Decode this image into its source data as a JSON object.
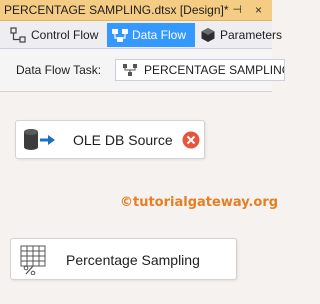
{
  "document_tab": {
    "title": "PERCENTAGE SAMPLING.dtsx [Design]*",
    "pin_glyph": "⊣",
    "close_glyph": "×"
  },
  "designer_tabs": [
    {
      "label": "Control Flow",
      "icon": "control-flow-icon"
    },
    {
      "label": "Data Flow",
      "icon": "data-flow-icon",
      "active": true
    },
    {
      "label": "Parameters",
      "icon": "parameters-icon"
    }
  ],
  "toolbar": {
    "task_label": "Data Flow Task:",
    "task_value": "PERCENTAGE SAMPLING"
  },
  "canvas": {
    "components": [
      {
        "name": "OLE DB Source",
        "icon": "ole-db-source-icon",
        "status": "error",
        "status_color": "#e8543b"
      },
      {
        "name": "Percentage Sampling",
        "icon": "percentage-sampling-icon"
      }
    ],
    "watermark": "©tutorialgateway.org"
  },
  "colors": {
    "active_tab": "#3399ff",
    "document_tab": "#f5cc84",
    "watermark": "#e67e22"
  }
}
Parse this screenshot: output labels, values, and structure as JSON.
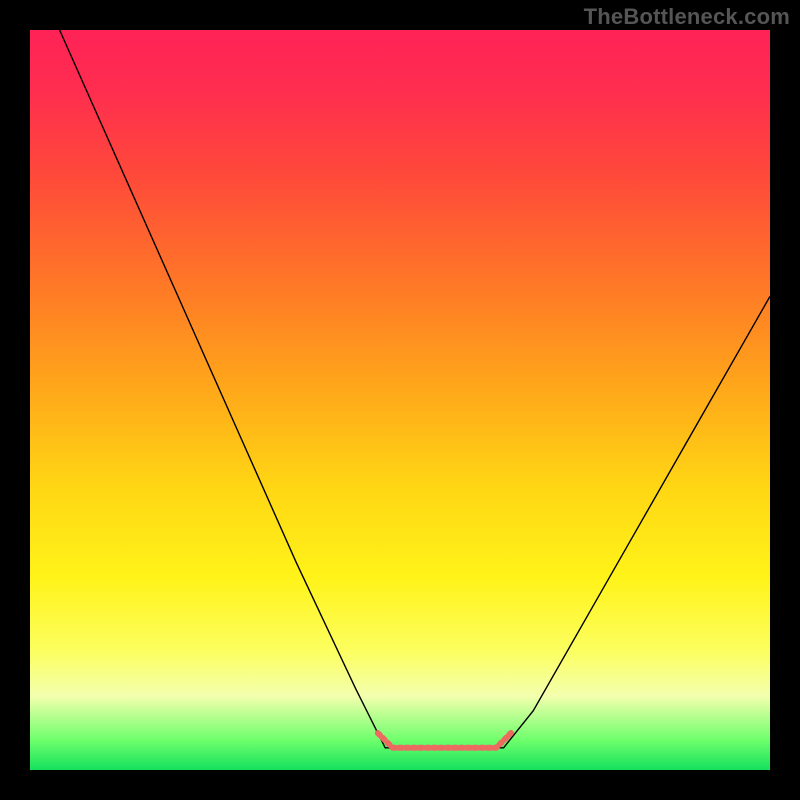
{
  "watermark": "TheBottleneck.com",
  "chart_data": {
    "type": "line",
    "title": "",
    "xlabel": "",
    "ylabel": "",
    "x_range": [
      0,
      100
    ],
    "y_range": [
      0,
      100
    ],
    "series": [
      {
        "name": "curve",
        "color": "#000000",
        "stroke_width": 1.4,
        "points": [
          {
            "x": 4,
            "y": 100
          },
          {
            "x": 12,
            "y": 82
          },
          {
            "x": 20,
            "y": 64
          },
          {
            "x": 28,
            "y": 46
          },
          {
            "x": 36,
            "y": 28
          },
          {
            "x": 44,
            "y": 11
          },
          {
            "x": 48,
            "y": 3
          },
          {
            "x": 52,
            "y": 3
          },
          {
            "x": 56,
            "y": 3
          },
          {
            "x": 60,
            "y": 3
          },
          {
            "x": 64,
            "y": 3
          },
          {
            "x": 68,
            "y": 8
          },
          {
            "x": 76,
            "y": 22
          },
          {
            "x": 84,
            "y": 36
          },
          {
            "x": 92,
            "y": 50
          },
          {
            "x": 100,
            "y": 64
          }
        ]
      },
      {
        "name": "highlight-segment",
        "color": "#eb6b61",
        "stroke_width": 6,
        "points": [
          {
            "x": 47,
            "y": 5
          },
          {
            "x": 49,
            "y": 3
          },
          {
            "x": 56,
            "y": 3
          },
          {
            "x": 63,
            "y": 3
          },
          {
            "x": 65,
            "y": 5
          }
        ]
      }
    ],
    "gradient_stops": [
      {
        "pos": 0,
        "color": "#ff2257"
      },
      {
        "pos": 8,
        "color": "#ff2d4f"
      },
      {
        "pos": 20,
        "color": "#ff4a3a"
      },
      {
        "pos": 35,
        "color": "#ff7a26"
      },
      {
        "pos": 48,
        "color": "#ffa61a"
      },
      {
        "pos": 62,
        "color": "#ffd714"
      },
      {
        "pos": 74,
        "color": "#fff319"
      },
      {
        "pos": 84,
        "color": "#fcff60"
      },
      {
        "pos": 90,
        "color": "#f3ffae"
      },
      {
        "pos": 96,
        "color": "#6dff6b"
      },
      {
        "pos": 100,
        "color": "#14e05e"
      }
    ]
  }
}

◇ ◇ ◇ ◇

### Prompt
Extract every line above that contains the word "title".

### Response
    "title": "PERCENTAGE SAMPLING.dtsx [Design]*",
    "title": "",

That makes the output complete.